* START Records for the task *
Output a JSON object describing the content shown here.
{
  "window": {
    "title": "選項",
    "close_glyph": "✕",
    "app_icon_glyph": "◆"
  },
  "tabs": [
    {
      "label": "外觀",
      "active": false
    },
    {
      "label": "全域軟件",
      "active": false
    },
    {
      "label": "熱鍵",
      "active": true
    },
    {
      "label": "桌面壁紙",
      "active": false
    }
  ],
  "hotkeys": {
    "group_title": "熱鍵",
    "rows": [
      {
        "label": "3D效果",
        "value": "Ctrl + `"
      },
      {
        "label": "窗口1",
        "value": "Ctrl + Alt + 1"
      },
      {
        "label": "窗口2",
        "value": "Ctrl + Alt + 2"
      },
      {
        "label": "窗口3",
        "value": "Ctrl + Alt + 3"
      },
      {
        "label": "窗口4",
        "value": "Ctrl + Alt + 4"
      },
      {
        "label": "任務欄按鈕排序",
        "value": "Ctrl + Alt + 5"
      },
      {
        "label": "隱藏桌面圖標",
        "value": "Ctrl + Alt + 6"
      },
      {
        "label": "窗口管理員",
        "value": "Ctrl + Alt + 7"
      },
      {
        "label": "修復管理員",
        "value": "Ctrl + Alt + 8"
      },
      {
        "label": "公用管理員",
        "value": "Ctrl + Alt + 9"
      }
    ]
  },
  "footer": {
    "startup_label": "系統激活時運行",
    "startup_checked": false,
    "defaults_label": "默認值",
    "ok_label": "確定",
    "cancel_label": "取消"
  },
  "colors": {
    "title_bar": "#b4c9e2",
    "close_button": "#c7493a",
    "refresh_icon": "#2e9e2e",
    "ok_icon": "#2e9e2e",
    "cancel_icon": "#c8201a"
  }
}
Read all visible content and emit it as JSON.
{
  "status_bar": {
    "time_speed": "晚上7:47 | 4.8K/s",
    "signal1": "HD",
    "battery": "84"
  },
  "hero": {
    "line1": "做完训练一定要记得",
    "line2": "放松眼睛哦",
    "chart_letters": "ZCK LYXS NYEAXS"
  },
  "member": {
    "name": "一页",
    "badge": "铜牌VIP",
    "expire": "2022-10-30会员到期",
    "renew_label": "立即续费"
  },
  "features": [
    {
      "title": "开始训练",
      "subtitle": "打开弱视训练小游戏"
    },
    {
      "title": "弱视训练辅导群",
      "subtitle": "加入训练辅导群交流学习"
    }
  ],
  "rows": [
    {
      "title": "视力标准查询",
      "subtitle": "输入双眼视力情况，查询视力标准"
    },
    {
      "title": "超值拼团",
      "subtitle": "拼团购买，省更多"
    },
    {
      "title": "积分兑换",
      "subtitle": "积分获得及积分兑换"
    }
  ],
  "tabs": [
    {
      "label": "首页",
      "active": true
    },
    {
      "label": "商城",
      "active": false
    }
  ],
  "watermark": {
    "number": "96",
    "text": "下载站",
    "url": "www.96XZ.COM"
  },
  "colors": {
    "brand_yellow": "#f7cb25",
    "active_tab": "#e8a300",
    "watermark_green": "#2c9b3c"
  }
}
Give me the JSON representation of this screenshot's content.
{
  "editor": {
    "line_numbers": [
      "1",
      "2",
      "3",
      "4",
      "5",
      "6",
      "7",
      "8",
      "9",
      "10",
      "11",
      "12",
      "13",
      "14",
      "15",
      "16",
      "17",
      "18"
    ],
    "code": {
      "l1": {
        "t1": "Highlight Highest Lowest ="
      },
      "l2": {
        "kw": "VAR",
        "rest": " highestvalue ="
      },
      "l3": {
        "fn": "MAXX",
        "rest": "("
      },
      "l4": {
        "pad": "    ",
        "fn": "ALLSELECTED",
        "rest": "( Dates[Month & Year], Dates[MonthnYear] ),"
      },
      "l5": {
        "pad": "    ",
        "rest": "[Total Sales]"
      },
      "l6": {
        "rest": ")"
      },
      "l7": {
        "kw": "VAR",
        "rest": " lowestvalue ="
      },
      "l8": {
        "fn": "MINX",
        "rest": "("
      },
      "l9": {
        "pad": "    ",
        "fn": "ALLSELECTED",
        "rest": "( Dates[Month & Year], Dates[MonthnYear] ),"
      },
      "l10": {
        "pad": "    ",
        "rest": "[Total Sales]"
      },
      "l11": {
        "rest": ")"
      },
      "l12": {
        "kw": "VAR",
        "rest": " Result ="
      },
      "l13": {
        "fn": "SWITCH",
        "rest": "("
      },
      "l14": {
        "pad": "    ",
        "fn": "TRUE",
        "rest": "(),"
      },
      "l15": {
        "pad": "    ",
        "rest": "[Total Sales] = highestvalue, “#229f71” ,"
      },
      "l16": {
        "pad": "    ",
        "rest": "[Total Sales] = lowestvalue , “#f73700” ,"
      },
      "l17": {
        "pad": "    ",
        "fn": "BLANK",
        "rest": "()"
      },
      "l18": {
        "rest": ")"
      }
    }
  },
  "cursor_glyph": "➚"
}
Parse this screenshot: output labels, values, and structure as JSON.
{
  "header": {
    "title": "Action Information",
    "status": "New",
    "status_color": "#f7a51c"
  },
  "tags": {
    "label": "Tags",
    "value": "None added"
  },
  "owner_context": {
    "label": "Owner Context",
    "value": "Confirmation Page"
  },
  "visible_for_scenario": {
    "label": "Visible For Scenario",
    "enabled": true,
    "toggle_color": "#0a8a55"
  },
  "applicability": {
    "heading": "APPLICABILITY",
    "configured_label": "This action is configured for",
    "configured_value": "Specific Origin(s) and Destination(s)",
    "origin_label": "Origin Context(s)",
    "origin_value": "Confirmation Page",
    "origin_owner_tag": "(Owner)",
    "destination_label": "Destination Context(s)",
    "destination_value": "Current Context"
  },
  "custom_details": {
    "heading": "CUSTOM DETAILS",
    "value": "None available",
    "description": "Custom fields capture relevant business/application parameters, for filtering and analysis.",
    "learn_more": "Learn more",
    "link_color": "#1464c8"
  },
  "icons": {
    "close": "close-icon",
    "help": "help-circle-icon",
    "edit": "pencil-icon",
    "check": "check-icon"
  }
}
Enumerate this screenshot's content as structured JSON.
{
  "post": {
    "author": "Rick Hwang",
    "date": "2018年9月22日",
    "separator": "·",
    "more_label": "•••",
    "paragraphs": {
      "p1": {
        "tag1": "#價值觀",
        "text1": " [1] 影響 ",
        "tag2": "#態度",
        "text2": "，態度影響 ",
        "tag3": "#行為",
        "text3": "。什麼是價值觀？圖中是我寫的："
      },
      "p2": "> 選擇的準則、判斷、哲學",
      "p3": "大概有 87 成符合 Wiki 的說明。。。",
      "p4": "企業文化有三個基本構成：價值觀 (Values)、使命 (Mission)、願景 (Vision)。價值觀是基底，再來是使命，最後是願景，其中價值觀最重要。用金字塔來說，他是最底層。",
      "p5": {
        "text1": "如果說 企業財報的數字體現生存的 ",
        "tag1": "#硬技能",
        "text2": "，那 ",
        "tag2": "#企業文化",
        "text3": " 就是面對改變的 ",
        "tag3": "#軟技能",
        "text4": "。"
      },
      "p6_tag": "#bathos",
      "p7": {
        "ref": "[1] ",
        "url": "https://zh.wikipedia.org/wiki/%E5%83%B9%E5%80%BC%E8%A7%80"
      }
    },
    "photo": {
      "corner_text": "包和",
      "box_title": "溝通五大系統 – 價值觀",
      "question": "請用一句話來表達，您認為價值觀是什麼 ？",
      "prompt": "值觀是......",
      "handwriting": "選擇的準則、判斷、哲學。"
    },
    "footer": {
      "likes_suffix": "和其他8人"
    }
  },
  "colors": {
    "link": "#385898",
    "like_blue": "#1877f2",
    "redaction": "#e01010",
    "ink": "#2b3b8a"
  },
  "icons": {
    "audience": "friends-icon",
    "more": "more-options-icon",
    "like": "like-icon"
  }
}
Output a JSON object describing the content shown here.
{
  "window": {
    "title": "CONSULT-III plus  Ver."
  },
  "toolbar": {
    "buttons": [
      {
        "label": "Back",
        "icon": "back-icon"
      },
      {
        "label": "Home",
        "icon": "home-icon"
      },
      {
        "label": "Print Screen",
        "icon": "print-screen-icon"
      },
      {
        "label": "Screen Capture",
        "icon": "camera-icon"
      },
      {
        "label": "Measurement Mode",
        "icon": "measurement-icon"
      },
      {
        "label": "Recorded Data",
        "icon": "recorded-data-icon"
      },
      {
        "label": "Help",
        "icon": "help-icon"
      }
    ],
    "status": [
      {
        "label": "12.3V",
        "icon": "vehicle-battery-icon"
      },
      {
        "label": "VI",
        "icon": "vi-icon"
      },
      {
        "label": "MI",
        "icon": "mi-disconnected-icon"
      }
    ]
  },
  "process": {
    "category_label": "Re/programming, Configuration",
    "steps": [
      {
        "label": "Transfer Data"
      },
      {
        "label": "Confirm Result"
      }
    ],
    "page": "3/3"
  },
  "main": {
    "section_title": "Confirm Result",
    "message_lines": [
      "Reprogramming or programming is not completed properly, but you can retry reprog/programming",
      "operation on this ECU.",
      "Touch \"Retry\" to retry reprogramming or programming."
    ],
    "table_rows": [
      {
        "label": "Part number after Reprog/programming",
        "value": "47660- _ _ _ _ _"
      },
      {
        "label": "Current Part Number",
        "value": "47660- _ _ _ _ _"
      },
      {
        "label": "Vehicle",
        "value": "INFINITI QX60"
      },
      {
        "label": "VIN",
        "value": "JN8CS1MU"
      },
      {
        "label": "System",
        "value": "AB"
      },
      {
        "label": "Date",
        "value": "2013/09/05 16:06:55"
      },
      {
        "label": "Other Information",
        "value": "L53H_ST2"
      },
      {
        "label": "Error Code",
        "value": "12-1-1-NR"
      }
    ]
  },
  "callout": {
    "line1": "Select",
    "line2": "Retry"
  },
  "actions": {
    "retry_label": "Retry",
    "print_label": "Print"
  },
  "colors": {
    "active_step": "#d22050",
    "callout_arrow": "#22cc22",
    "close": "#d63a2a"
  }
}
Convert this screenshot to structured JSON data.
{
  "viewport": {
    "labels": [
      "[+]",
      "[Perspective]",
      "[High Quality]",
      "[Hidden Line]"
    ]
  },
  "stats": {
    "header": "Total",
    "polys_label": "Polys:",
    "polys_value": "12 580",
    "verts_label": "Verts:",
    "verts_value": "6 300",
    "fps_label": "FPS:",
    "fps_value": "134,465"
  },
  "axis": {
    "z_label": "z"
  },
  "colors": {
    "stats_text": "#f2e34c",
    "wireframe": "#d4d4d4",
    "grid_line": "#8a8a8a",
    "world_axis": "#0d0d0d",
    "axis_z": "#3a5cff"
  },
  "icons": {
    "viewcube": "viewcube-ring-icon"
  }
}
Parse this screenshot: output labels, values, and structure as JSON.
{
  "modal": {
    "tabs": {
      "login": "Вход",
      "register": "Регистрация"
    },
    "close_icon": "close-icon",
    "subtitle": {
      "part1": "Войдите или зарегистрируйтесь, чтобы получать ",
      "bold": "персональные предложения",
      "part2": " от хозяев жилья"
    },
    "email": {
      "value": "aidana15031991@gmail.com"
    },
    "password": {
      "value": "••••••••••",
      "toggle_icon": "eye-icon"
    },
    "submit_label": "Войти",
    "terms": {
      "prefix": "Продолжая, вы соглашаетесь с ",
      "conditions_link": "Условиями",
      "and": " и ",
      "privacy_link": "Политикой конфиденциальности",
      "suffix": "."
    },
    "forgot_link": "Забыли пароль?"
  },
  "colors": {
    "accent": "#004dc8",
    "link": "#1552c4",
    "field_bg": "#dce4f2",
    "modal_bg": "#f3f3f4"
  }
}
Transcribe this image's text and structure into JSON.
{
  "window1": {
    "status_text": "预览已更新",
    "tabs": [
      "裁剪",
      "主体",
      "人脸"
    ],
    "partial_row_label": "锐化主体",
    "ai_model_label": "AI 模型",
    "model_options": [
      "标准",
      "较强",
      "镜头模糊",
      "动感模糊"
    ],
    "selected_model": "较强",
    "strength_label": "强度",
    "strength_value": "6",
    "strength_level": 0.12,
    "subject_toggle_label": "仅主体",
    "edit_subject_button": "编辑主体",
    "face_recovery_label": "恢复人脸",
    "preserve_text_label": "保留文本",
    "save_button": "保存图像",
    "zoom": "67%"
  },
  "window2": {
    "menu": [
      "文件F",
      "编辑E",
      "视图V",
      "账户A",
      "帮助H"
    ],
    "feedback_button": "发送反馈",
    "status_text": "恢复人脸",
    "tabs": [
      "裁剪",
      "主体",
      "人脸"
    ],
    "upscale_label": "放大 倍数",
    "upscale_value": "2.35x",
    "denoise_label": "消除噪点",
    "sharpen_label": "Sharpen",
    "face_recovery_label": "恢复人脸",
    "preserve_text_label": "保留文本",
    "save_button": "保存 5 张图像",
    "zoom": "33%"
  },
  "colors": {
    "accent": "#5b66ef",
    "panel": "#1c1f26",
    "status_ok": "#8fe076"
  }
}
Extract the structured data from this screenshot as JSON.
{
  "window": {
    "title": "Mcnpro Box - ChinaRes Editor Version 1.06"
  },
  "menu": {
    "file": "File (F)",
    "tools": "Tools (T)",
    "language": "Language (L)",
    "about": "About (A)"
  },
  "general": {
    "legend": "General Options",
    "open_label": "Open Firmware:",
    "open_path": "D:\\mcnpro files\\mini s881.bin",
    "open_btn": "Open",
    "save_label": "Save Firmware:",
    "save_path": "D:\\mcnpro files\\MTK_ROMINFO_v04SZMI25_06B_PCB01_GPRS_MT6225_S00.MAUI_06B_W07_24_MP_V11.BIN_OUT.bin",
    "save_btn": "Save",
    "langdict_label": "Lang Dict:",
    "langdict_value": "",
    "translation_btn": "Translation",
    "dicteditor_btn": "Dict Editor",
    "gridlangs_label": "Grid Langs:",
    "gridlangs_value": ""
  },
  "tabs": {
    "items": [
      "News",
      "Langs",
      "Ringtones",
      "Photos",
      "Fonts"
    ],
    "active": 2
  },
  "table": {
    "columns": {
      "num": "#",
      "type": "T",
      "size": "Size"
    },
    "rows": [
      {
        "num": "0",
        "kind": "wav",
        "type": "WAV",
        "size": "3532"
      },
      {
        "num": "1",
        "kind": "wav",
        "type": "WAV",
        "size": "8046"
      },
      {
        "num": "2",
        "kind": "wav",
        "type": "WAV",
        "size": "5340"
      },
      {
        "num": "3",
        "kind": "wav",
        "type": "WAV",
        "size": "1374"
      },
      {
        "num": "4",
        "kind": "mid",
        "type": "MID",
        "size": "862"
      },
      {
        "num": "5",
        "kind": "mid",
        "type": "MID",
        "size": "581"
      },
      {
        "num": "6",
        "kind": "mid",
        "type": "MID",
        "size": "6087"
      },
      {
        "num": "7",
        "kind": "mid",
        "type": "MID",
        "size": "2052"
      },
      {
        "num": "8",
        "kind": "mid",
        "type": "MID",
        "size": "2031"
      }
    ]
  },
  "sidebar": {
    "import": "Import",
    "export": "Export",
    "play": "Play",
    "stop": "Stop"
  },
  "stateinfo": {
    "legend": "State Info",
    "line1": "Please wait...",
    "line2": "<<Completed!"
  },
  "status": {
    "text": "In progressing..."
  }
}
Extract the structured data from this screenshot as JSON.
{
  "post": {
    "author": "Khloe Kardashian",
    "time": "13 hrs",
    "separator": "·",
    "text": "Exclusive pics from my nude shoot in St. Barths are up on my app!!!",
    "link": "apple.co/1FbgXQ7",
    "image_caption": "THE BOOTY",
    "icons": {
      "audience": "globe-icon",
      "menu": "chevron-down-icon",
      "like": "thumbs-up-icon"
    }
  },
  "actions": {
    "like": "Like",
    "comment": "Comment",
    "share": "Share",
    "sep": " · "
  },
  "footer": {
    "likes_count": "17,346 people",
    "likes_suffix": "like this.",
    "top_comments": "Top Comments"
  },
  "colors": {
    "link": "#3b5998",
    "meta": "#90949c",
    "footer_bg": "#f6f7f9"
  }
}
* END Records for the task *
Task directions: Identify the lines above that contain the word "battery", then copy them.

Task output:
    "battery": "84"
        "icon": "vehicle-battery-icon"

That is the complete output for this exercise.